* Entries supplied
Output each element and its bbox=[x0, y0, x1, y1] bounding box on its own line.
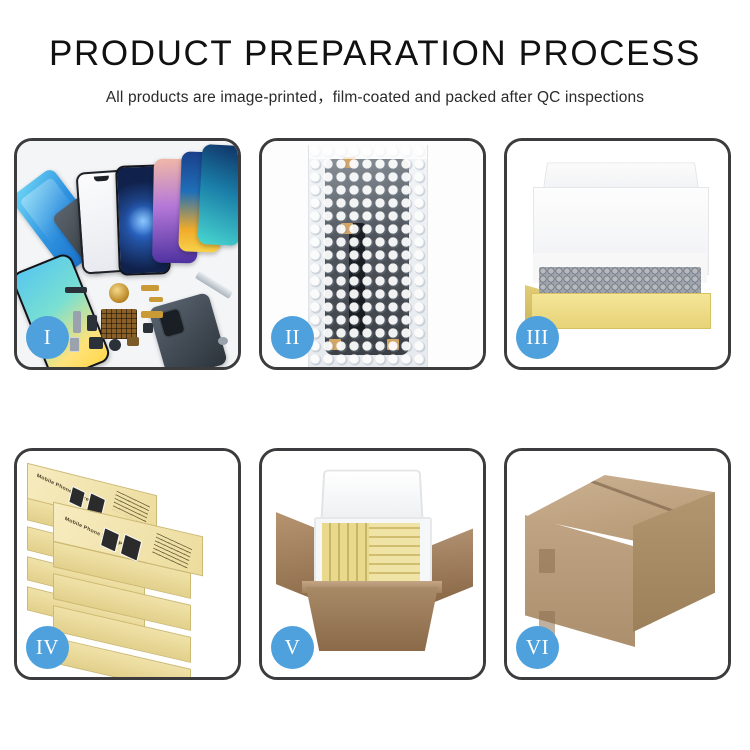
bubble-wrap-bag bbox=[308, 145, 428, 367]
small-part-5 bbox=[87, 315, 97, 331]
page-subtitle: All products are image-printed，film-coat… bbox=[0, 85, 750, 107]
bubble-texture bbox=[309, 145, 427, 367]
process-step-grid: I II III bbox=[14, 138, 736, 680]
yellow-box-row-horizontal bbox=[369, 523, 420, 581]
small-part-9 bbox=[89, 337, 103, 349]
speaker-coil-part bbox=[109, 283, 129, 303]
process-step-panel-6[interactable]: VI bbox=[504, 448, 731, 680]
step-badge-4: IV bbox=[26, 626, 69, 669]
box-spec-lines-front bbox=[152, 533, 192, 569]
process-step-panel-1[interactable]: I bbox=[14, 138, 241, 370]
box-front-panel bbox=[531, 293, 711, 329]
process-step-panel-2[interactable]: II bbox=[259, 138, 486, 370]
sealed-carton bbox=[525, 475, 715, 657]
small-part-2 bbox=[141, 285, 159, 291]
box-screen-thumb-front-2 bbox=[120, 533, 142, 561]
page-title: PRODUCT PREPARATION PROCESS bbox=[0, 36, 750, 71]
bag-seal-strip bbox=[309, 145, 427, 159]
yellow-box-row-vertical bbox=[322, 523, 369, 581]
step-badge-1: I bbox=[26, 316, 69, 359]
small-part-6 bbox=[141, 311, 163, 318]
logic-board-part bbox=[101, 309, 137, 339]
page-header: PRODUCT PREPARATION PROCESS All products… bbox=[0, 0, 750, 107]
small-part-8 bbox=[69, 337, 80, 352]
carton-front-panel bbox=[306, 587, 438, 651]
screw-part bbox=[218, 337, 228, 345]
small-part-7 bbox=[143, 323, 153, 333]
small-part-1 bbox=[65, 287, 87, 293]
box-screen-thumb-front-1 bbox=[100, 527, 120, 553]
process-step-panel-3[interactable]: III bbox=[504, 138, 731, 370]
step-badge-3: III bbox=[516, 316, 559, 359]
carton-tape-tab-upper bbox=[539, 549, 555, 573]
small-part-11 bbox=[127, 337, 139, 346]
small-part-4 bbox=[73, 311, 81, 333]
step-badge-6: VI bbox=[516, 626, 559, 669]
small-part-3 bbox=[149, 297, 163, 302]
teal-gradient-phone bbox=[197, 144, 238, 246]
step-badge-5: V bbox=[271, 626, 314, 669]
step-badge-2: II bbox=[271, 316, 314, 359]
process-step-panel-4[interactable]: Mobile Phone Spare Parts Mobile Phone Sp… bbox=[14, 448, 241, 680]
process-step-panel-5[interactable]: V bbox=[259, 448, 486, 680]
yellow-boxes-inside bbox=[322, 523, 420, 581]
small-part-10 bbox=[109, 339, 121, 351]
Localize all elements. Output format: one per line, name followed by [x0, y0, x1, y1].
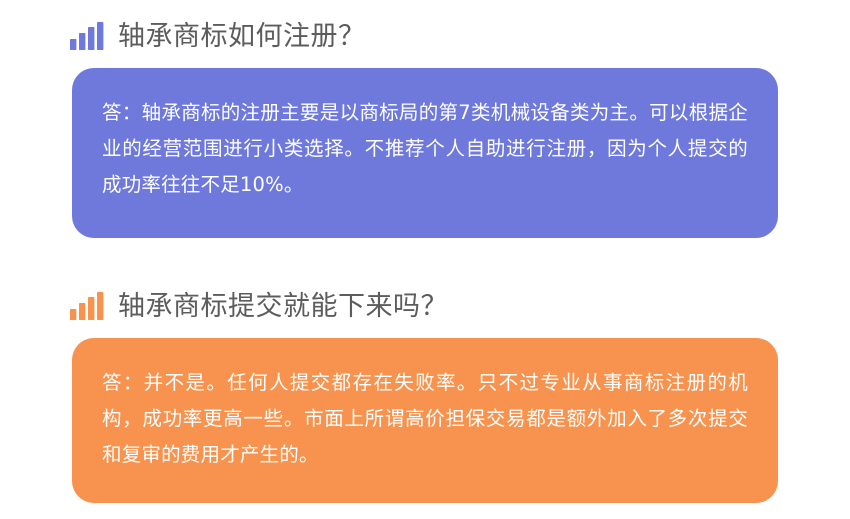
faq-section-2: 轴承商标提交就能下来吗？ 答：并不是。任何人提交都存在失败率。只不过专业从事商标…	[72, 284, 778, 503]
faq-answer-text: 答：轴承商标的注册主要是以商标局的第7类机械设备类为主。可以根据企业的经营范围进…	[102, 95, 748, 203]
faq-page: 轴承商标如何注册？ 答：轴承商标的注册主要是以商标局的第7类机械设备类为主。可以…	[0, 0, 850, 519]
faq-question-title: 轴承商标如何注册？	[118, 23, 366, 50]
faq-section-1: 轴承商标如何注册？ 答：轴承商标的注册主要是以商标局的第7类机械设备类为主。可以…	[72, 14, 778, 238]
faq-heading-1: 轴承商标如何注册？	[70, 14, 778, 58]
faq-answer-card: 答：并不是。任何人提交都存在失败率。只不过专业从事商标注册的机构，成功率更高一些…	[72, 338, 778, 503]
bar-chart-icon	[70, 22, 104, 50]
bar-chart-icon	[70, 292, 104, 320]
faq-answer-text: 答：并不是。任何人提交都存在失败率。只不过专业从事商标注册的机构，成功率更高一些…	[102, 365, 748, 473]
faq-question-title: 轴承商标提交就能下来吗？	[118, 293, 448, 320]
faq-heading-2: 轴承商标提交就能下来吗？	[70, 284, 778, 328]
faq-answer-card: 答：轴承商标的注册主要是以商标局的第7类机械设备类为主。可以根据企业的经营范围进…	[72, 68, 778, 238]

* Instructions to follow
Take the part of the records that opens with the line containing "284, 778, 503]" and closes with the end of the records. Rename "bar-chart-icon" to "chart-icon" there, keep everything else the same, and give back only those lines.

* Complete response
faq-section-2: 轴承商标提交就能下来吗？ 答：并不是。任何人提交都存在失败率。只不过专业从事商标…	[72, 284, 778, 503]
faq-answer-text: 答：轴承商标的注册主要是以商标局的第7类机械设备类为主。可以根据企业的经营范围进…	[102, 95, 748, 203]
faq-page: 轴承商标如何注册？ 答：轴承商标的注册主要是以商标局的第7类机械设备类为主。可以…	[0, 0, 850, 519]
faq-question-title: 轴承商标如何注册？	[118, 23, 366, 50]
faq-section-1: 轴承商标如何注册？ 答：轴承商标的注册主要是以商标局的第7类机械设备类为主。可以…	[72, 14, 778, 238]
faq-heading-1: 轴承商标如何注册？	[70, 14, 778, 58]
faq-answer-card: 答：并不是。任何人提交都存在失败率。只不过专业从事商标注册的机构，成功率更高一些…	[72, 338, 778, 503]
chart-icon	[70, 22, 104, 50]
chart-icon	[70, 292, 104, 320]
faq-answer-text: 答：并不是。任何人提交都存在失败率。只不过专业从事商标注册的机构，成功率更高一些…	[102, 365, 748, 473]
faq-question-title: 轴承商标提交就能下来吗？	[118, 293, 448, 320]
faq-heading-2: 轴承商标提交就能下来吗？	[70, 284, 778, 328]
faq-answer-card: 答：轴承商标的注册主要是以商标局的第7类机械设备类为主。可以根据企业的经营范围进…	[72, 68, 778, 238]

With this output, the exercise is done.